[Records of where elements appear]
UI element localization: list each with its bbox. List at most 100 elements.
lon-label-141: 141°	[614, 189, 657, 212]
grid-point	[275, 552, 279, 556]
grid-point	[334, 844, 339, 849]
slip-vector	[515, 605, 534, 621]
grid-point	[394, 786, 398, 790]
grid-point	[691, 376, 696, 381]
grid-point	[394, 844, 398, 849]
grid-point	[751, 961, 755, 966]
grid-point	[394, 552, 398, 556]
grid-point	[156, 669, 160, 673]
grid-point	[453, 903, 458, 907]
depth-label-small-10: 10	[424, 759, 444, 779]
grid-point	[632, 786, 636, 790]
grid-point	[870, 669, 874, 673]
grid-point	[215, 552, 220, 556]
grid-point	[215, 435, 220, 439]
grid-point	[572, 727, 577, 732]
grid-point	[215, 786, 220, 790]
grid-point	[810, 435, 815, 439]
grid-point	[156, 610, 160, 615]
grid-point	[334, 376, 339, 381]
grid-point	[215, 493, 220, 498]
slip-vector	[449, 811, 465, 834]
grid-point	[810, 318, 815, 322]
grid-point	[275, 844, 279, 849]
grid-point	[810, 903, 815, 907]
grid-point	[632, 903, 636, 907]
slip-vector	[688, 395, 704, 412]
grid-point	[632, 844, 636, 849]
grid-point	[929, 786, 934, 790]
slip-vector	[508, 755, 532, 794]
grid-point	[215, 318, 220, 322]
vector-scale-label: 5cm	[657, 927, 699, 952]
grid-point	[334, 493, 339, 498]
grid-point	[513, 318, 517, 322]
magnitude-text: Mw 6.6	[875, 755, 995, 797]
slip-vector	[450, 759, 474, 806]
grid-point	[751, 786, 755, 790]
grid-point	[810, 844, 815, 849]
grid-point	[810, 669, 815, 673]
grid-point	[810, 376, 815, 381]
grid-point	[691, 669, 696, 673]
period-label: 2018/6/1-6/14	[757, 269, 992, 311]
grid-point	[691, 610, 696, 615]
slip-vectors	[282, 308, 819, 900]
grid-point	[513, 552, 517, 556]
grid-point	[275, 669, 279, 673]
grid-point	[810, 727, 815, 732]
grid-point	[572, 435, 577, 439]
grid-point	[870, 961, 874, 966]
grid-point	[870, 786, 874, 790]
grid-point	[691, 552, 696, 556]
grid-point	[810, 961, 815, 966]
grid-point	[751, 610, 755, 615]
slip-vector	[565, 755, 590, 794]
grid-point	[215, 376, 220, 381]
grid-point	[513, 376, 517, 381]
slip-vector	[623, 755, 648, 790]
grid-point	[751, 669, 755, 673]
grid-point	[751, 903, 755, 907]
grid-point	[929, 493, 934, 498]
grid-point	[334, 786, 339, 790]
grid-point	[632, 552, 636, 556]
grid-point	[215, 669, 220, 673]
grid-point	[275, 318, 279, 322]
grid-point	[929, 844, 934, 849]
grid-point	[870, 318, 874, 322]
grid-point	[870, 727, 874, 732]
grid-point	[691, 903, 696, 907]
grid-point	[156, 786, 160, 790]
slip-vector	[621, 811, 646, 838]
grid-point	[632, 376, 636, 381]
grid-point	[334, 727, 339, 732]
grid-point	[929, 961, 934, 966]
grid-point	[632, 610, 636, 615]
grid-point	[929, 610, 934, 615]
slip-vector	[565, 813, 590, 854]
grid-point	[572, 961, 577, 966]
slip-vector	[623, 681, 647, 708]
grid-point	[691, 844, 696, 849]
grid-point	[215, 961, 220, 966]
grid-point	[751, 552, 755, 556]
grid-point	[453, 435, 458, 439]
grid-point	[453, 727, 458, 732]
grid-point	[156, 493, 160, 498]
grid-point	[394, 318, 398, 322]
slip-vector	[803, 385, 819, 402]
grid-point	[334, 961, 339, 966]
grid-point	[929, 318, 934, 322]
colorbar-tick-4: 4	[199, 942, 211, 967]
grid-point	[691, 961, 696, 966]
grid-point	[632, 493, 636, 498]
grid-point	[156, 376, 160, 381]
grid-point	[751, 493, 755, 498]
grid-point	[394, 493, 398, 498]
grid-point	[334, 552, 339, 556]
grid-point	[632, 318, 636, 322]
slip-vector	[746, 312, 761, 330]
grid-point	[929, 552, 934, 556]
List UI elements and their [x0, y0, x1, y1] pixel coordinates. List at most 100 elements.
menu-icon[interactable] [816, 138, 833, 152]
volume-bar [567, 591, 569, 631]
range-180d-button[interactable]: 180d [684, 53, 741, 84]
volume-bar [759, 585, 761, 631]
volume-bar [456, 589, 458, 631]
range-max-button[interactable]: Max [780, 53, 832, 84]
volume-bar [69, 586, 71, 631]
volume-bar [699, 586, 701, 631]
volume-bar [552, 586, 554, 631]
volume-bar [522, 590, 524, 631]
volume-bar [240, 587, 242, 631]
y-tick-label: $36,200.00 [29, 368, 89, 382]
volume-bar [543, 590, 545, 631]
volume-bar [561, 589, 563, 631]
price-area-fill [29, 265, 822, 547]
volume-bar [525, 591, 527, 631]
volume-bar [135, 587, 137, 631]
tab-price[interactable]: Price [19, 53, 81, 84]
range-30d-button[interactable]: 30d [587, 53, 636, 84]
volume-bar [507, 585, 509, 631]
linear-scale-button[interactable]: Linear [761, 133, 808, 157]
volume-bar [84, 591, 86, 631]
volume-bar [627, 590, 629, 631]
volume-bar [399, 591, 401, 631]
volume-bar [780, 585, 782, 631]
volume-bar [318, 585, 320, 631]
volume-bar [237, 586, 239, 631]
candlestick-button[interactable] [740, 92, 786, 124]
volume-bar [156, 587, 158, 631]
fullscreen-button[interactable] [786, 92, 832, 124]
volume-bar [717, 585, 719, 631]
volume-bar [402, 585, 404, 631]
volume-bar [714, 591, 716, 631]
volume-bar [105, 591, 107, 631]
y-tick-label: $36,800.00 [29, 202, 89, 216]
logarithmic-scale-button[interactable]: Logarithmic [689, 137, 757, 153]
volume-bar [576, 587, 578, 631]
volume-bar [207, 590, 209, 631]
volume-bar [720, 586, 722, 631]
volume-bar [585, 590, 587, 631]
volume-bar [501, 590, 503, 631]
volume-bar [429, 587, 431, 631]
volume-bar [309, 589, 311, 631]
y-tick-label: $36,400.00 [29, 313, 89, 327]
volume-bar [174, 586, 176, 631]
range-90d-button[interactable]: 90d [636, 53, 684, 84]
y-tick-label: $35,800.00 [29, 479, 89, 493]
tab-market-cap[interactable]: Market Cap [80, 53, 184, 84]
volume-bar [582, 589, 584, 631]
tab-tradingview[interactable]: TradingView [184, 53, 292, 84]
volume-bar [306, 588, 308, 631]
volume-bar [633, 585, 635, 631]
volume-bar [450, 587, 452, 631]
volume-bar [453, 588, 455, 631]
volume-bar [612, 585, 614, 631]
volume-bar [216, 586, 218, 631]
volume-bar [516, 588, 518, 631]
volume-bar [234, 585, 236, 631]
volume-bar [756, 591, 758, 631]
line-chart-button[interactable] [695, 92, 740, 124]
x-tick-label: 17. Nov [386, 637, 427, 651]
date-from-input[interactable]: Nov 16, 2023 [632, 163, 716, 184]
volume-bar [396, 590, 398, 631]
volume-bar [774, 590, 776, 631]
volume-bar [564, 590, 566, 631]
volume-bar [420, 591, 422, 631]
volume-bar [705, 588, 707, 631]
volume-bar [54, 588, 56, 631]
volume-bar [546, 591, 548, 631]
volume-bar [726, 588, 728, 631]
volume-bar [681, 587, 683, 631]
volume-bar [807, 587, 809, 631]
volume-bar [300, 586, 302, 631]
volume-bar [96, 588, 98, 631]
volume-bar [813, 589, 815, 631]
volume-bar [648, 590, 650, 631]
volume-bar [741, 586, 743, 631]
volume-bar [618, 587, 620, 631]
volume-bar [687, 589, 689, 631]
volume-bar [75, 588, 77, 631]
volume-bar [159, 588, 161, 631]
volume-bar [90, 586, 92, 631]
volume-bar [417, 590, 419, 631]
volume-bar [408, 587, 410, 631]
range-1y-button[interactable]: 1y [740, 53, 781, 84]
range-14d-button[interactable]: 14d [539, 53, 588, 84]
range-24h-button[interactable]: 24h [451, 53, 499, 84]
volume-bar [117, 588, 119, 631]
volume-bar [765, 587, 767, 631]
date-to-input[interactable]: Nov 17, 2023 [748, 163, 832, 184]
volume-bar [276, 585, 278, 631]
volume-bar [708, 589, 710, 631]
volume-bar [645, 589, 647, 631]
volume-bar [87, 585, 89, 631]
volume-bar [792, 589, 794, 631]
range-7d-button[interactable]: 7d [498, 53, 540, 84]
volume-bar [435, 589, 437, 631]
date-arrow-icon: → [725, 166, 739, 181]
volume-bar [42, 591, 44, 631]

--- Goal of the exercise ---
Copy the listing from its first line through the line containing "786, 636, 790]", substituting "grid-node" for every "grid-point" and leaving everything else unchanged.

--- Written solution ---
UI element localization: list each with its bbox. List at most 100 elements.
lon-label-141: 141°	[614, 189, 657, 212]
grid-node	[275, 552, 279, 556]
grid-node	[334, 844, 339, 849]
slip-vector	[515, 605, 534, 621]
grid-node	[394, 786, 398, 790]
grid-node	[691, 376, 696, 381]
grid-node	[394, 844, 398, 849]
grid-node	[751, 961, 755, 966]
grid-node	[394, 552, 398, 556]
grid-node	[156, 669, 160, 673]
grid-node	[453, 903, 458, 907]
depth-label-small-10: 10	[424, 759, 444, 779]
grid-node	[632, 786, 636, 790]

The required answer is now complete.